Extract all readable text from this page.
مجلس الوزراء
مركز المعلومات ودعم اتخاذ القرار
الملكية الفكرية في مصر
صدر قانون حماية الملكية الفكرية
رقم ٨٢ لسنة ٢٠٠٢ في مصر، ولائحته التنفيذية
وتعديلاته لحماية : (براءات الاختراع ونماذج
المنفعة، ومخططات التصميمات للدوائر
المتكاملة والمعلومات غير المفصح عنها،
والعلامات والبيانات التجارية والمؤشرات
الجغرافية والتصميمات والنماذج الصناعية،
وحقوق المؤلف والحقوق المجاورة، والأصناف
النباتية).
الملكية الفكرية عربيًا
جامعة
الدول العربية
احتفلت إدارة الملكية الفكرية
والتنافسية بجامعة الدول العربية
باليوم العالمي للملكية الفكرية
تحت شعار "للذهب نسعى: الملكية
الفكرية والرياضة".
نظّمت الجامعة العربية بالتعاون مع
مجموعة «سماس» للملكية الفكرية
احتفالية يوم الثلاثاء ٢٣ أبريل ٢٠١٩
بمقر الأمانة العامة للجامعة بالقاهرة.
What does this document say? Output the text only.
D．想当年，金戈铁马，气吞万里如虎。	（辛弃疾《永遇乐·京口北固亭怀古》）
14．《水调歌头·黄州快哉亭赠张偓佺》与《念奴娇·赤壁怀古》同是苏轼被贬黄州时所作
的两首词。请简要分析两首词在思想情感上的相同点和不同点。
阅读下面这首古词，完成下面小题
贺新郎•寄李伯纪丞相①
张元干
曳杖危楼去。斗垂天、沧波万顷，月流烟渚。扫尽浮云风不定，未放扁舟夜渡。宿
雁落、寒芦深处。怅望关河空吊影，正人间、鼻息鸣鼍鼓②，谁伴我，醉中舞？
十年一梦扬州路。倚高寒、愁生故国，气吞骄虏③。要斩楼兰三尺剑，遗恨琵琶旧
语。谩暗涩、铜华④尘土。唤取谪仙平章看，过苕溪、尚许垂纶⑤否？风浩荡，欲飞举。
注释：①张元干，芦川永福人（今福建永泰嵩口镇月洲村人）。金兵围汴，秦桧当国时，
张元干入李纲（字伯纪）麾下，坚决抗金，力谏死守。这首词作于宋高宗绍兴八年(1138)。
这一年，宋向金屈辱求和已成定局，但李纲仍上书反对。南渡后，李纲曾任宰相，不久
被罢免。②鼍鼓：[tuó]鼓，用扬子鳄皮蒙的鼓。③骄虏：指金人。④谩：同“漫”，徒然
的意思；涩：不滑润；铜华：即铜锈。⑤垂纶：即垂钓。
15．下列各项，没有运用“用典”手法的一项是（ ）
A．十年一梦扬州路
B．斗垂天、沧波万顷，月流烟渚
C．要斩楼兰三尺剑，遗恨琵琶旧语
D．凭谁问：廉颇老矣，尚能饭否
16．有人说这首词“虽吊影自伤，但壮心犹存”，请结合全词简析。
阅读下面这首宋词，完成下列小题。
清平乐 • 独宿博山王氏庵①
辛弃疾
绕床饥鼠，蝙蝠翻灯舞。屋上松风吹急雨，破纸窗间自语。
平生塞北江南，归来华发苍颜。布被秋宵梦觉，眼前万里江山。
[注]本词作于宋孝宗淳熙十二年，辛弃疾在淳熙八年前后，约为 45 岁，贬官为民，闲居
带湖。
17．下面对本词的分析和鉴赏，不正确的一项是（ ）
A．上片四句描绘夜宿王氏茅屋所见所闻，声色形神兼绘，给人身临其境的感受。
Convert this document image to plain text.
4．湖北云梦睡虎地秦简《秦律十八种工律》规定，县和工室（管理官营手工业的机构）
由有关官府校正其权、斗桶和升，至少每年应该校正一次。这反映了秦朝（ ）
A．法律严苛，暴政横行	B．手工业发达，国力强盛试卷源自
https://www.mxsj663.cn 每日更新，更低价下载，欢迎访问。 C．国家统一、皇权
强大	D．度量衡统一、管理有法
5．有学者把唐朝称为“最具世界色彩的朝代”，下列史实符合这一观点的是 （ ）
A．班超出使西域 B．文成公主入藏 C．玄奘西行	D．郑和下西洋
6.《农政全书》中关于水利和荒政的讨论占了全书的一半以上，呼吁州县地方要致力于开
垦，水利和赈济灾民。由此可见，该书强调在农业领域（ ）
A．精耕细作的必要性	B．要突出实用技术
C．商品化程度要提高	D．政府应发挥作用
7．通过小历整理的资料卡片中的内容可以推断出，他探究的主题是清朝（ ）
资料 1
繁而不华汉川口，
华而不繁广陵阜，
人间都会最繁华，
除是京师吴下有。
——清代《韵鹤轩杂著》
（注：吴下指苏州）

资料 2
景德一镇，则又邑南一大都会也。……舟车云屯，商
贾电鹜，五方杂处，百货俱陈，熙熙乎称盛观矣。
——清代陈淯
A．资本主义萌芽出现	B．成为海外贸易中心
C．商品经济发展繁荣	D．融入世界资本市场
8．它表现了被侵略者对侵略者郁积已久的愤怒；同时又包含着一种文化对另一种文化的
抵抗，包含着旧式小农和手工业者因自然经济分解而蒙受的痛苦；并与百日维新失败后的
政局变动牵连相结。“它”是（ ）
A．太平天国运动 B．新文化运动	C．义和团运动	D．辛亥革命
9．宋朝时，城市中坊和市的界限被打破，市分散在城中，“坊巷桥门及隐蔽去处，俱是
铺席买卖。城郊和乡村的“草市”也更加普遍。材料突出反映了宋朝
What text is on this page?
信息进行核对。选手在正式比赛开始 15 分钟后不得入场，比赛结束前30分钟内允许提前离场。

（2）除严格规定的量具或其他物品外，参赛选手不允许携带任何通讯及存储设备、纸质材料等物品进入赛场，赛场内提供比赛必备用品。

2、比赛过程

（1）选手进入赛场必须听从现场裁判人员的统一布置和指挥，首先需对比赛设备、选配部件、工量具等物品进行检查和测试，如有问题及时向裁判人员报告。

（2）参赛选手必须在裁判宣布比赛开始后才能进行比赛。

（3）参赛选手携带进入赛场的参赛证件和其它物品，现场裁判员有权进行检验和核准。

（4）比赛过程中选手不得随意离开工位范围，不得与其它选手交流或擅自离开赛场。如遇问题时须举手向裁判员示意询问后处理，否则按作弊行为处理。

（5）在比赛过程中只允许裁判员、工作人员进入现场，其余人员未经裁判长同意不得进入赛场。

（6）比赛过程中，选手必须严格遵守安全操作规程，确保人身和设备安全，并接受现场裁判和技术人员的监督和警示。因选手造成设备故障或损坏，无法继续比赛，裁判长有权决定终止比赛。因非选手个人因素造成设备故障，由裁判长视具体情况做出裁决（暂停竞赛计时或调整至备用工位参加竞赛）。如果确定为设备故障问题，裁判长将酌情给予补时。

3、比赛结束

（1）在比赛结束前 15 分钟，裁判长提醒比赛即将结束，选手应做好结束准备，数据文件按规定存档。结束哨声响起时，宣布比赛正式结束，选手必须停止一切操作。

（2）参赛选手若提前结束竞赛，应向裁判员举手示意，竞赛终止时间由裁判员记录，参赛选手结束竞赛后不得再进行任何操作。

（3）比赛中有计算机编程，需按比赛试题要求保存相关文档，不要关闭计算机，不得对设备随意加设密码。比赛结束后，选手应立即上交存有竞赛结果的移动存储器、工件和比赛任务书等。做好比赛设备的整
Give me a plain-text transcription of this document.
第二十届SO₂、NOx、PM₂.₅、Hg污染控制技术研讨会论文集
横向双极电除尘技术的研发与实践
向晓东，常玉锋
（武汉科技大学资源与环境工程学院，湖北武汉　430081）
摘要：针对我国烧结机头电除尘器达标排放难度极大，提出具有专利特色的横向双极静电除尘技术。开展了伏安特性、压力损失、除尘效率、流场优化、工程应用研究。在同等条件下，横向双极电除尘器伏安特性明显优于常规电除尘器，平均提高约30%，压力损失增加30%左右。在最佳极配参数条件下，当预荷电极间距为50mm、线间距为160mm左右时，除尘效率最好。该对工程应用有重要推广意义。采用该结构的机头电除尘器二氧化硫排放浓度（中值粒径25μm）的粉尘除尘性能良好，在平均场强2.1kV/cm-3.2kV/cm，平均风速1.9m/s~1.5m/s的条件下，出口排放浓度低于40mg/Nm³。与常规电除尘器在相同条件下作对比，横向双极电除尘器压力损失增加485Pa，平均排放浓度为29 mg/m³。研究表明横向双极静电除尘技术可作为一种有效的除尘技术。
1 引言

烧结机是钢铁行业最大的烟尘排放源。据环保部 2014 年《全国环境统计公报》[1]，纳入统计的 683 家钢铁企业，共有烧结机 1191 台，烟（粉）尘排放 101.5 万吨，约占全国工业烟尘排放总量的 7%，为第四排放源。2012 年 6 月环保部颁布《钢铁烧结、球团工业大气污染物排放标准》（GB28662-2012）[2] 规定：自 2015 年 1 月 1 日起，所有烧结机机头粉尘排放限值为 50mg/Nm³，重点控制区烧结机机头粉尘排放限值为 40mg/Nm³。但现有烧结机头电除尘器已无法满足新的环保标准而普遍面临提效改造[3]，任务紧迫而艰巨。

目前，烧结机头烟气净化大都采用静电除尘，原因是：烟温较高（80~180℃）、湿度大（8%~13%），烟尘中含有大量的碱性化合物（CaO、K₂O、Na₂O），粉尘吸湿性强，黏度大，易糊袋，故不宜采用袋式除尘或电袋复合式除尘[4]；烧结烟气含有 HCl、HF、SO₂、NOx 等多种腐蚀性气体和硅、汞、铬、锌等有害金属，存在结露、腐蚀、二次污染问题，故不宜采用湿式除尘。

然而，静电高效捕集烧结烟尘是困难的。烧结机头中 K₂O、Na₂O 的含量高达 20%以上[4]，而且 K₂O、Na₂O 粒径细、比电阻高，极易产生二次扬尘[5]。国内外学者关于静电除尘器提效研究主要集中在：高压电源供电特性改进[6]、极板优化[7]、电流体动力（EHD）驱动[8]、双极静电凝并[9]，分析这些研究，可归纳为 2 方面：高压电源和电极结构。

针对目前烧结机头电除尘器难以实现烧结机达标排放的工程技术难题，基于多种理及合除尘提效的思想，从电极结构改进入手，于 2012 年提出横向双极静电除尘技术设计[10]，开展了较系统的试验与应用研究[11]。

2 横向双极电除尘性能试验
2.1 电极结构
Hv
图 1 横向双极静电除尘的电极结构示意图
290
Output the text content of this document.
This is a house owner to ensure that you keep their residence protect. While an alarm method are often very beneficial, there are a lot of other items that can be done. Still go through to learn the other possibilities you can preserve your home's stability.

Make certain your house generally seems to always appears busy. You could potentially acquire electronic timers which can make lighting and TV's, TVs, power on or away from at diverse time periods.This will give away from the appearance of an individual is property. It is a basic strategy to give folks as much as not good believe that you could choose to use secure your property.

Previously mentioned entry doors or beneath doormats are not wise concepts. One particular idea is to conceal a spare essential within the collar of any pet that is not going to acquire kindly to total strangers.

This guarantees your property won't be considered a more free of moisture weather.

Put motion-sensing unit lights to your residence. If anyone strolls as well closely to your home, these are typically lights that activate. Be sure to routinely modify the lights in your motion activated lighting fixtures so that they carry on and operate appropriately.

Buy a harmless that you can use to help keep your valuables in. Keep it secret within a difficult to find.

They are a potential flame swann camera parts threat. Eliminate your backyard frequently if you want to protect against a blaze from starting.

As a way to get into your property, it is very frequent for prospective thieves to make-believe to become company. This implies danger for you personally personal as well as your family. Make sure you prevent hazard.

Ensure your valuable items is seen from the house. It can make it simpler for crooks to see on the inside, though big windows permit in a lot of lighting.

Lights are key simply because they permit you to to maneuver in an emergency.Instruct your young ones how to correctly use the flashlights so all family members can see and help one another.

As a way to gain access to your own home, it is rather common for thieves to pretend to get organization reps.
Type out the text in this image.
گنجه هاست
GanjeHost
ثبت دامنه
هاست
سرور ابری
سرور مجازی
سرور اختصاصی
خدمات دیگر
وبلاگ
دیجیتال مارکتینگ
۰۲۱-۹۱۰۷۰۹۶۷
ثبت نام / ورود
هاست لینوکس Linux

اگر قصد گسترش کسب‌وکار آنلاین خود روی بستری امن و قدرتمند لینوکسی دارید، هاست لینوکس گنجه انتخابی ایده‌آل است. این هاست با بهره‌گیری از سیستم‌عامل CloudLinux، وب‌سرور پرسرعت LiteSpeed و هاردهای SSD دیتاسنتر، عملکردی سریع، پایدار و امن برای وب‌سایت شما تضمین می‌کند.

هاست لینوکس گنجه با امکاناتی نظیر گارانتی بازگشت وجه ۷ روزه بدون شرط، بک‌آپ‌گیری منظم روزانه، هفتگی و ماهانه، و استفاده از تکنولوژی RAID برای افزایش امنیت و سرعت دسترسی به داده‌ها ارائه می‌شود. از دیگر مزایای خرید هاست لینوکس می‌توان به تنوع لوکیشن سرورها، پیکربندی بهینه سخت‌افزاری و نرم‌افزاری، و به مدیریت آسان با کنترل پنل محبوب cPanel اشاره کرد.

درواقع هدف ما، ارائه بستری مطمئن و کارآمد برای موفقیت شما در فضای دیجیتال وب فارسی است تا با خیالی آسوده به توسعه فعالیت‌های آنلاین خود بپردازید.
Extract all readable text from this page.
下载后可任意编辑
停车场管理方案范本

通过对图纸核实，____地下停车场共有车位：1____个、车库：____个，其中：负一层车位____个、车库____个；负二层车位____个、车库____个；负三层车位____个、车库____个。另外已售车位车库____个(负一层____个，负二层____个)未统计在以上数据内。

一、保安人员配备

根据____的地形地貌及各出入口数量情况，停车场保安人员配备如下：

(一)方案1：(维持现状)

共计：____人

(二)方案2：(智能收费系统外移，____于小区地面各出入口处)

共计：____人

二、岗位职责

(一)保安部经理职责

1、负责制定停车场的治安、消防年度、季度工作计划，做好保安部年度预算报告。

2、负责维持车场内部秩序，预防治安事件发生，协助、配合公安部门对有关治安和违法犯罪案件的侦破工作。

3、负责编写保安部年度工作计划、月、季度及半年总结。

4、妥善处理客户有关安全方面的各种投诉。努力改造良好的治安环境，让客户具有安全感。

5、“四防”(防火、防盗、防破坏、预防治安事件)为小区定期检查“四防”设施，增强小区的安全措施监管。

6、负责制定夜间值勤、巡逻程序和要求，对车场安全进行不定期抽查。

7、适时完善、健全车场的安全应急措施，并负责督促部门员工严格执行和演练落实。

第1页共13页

------------------------

[What is expected] Show each line in the entries that holds the string "very".

[Exercise answer]
This is a house owner to ensure that you keep their residence protect. While an alarm method are often very beneficial, there are a lot of other items that can be done. Still go through to learn the other possibilities you can preserve your home's stability.
As a way to get into your property, it is very frequent for prospective thieves to make-believe to become company. This implies danger for you personally personal as well as your family. Make sure you prevent hazard.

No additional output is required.